▶ THE TASK
Pull out all lines from the listing below in which the word "title" appears.

___ RECORDS

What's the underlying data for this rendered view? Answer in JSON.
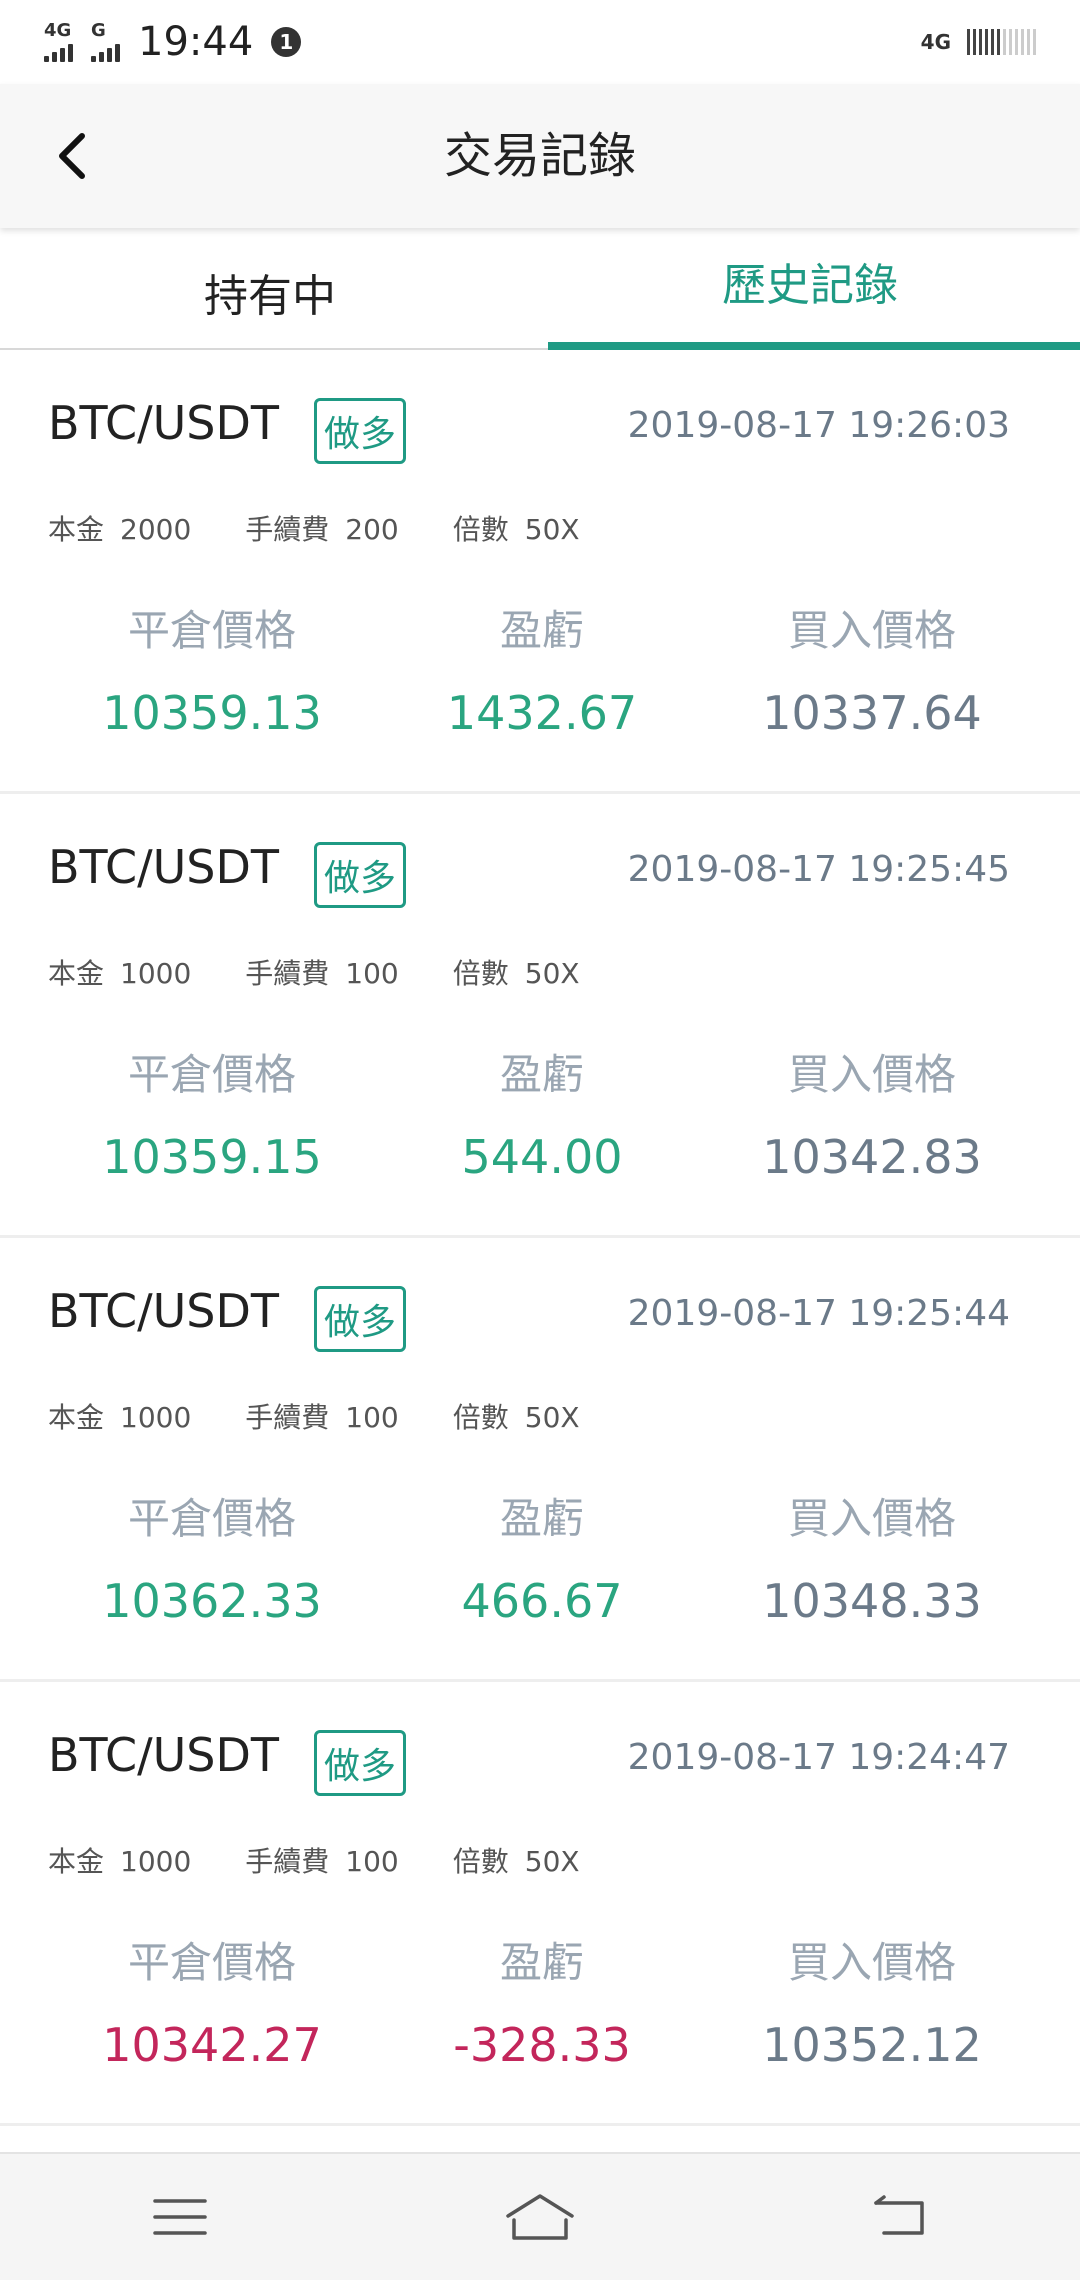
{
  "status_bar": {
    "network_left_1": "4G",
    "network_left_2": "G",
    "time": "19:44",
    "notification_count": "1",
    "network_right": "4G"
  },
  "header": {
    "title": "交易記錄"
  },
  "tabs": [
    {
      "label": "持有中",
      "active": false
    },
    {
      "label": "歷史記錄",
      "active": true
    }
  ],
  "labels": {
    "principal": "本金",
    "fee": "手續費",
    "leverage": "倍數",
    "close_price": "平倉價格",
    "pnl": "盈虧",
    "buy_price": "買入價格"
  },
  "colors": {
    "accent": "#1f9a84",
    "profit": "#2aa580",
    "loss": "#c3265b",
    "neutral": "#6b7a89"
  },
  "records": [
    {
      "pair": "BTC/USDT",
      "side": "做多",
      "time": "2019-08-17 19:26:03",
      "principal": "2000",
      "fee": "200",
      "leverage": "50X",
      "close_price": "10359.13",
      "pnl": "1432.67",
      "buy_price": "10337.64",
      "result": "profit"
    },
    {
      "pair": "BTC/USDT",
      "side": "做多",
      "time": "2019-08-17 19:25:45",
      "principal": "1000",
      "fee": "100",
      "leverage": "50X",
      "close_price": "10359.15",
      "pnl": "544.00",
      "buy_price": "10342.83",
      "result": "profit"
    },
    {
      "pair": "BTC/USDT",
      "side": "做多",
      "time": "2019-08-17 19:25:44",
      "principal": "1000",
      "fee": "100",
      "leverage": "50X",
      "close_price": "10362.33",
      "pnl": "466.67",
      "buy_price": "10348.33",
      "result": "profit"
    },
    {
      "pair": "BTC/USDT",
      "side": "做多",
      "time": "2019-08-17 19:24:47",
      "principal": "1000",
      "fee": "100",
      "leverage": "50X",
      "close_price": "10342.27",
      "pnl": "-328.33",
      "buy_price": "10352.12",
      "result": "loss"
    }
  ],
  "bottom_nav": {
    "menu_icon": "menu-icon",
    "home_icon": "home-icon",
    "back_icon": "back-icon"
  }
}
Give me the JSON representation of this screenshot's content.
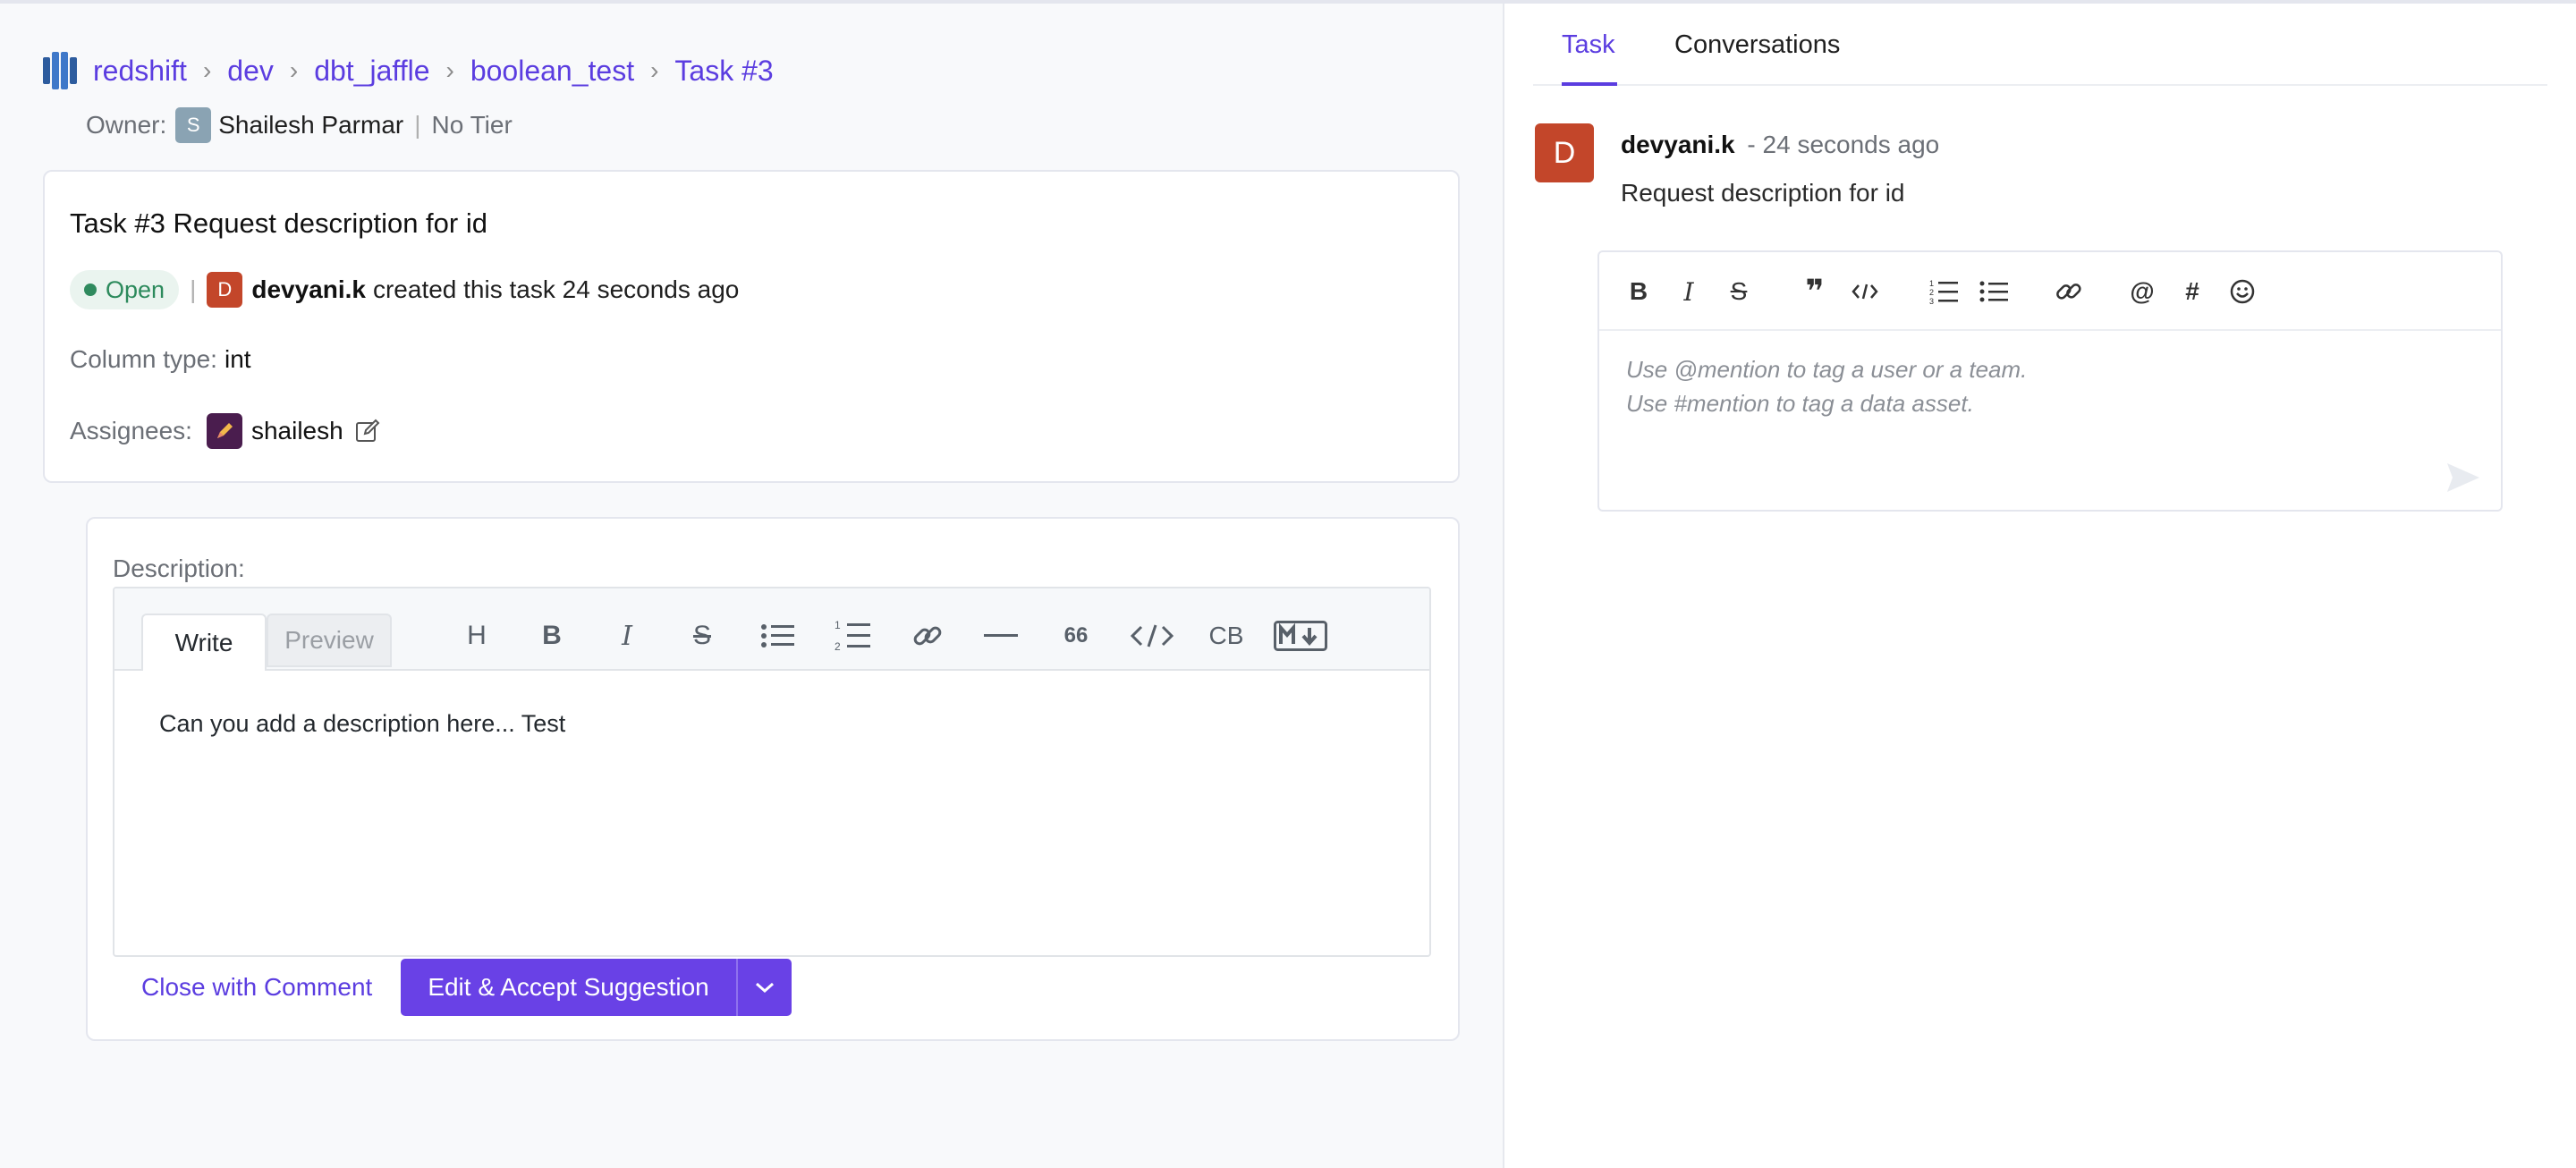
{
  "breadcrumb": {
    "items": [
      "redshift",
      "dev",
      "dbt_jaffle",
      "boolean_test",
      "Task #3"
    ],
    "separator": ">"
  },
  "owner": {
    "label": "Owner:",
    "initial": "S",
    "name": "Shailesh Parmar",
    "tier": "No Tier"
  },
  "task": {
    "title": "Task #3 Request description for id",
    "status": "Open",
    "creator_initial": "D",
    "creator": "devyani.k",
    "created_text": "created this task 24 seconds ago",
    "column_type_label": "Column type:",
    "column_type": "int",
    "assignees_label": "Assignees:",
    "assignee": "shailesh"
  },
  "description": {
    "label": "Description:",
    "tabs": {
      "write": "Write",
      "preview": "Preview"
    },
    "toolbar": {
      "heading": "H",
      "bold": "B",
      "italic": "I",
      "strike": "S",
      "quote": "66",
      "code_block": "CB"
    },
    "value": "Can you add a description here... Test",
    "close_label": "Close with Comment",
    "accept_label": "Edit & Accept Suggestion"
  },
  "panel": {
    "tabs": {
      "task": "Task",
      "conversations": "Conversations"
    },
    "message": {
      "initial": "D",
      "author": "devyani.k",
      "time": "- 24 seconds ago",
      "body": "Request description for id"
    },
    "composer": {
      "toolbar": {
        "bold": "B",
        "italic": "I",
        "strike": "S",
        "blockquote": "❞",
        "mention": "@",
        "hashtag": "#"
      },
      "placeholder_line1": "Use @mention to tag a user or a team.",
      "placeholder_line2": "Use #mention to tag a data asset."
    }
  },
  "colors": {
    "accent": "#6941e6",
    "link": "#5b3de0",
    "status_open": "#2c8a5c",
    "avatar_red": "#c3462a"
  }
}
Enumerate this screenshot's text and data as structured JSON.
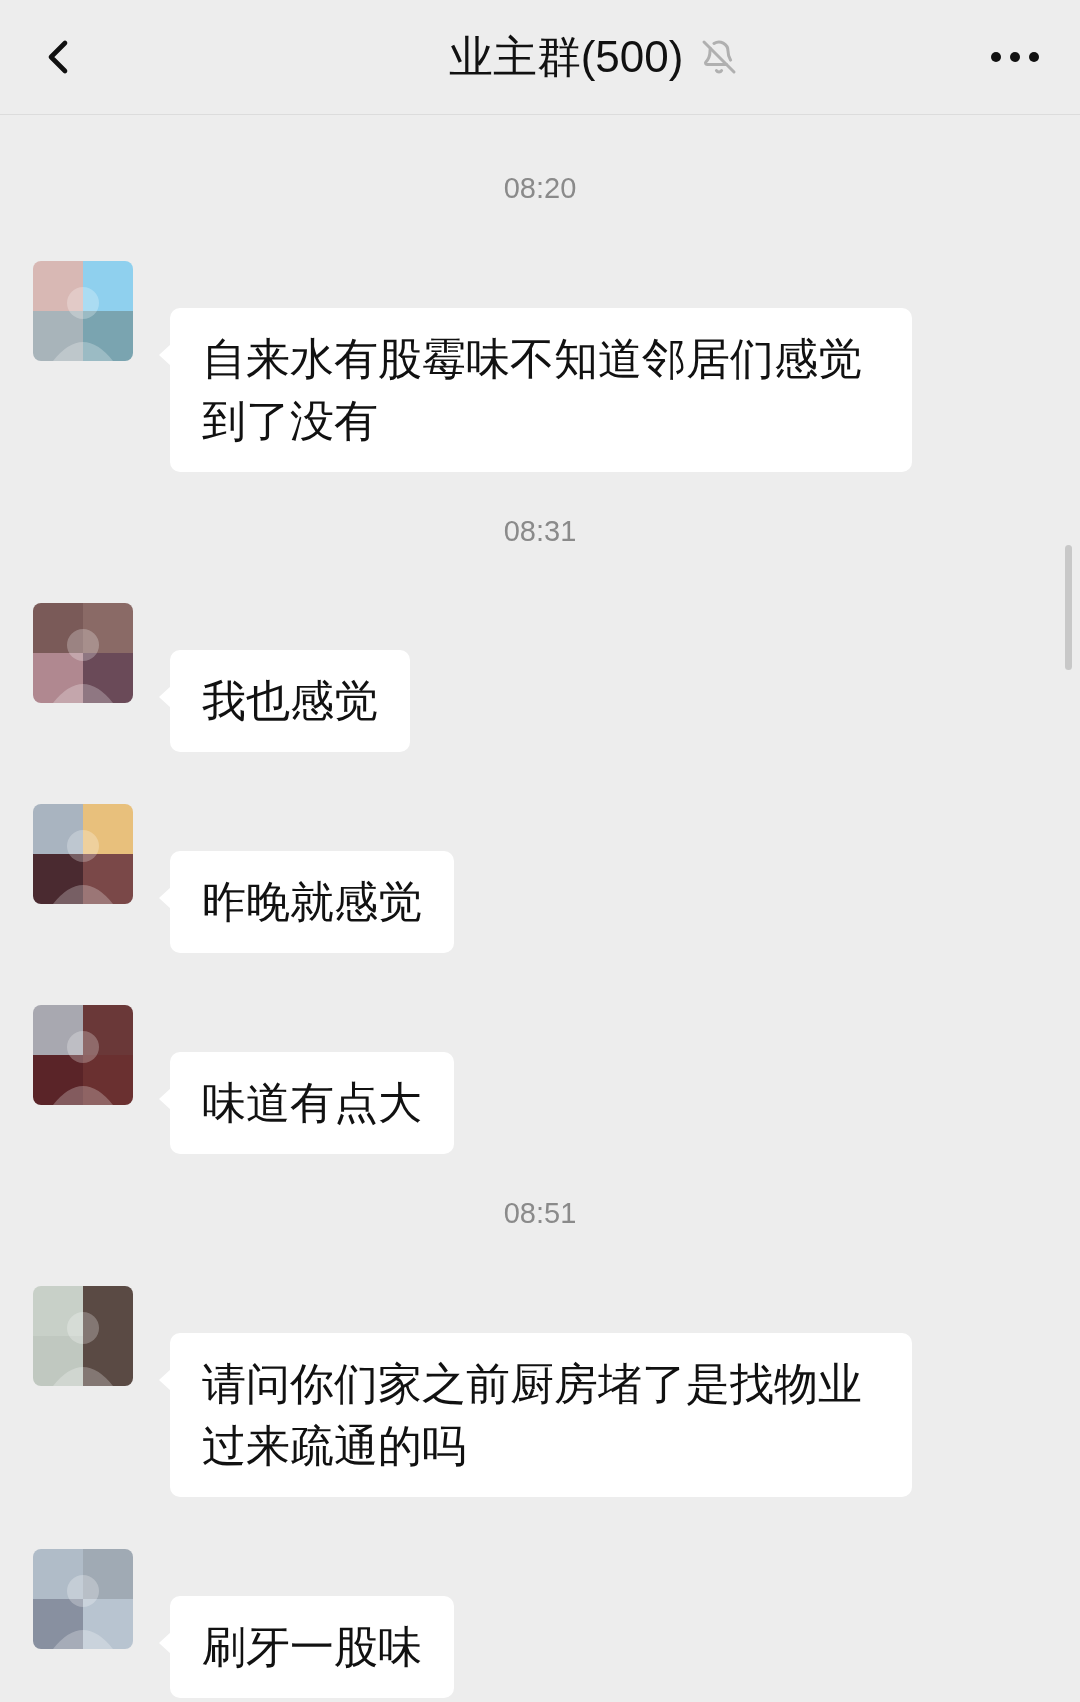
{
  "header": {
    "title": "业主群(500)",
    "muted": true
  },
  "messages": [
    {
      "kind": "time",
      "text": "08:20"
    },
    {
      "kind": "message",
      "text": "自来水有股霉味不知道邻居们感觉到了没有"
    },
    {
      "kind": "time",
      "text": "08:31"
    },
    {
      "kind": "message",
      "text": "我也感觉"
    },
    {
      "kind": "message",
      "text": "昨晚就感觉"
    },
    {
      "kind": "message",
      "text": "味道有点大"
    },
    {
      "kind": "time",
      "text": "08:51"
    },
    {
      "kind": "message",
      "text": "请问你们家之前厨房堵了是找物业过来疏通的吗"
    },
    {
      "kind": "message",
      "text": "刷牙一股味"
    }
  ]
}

______

▶ FULL ANSWER
    "title": "交易記錄"
    "title": "Task #3 Request description for id",
    "title": "业主群(500)",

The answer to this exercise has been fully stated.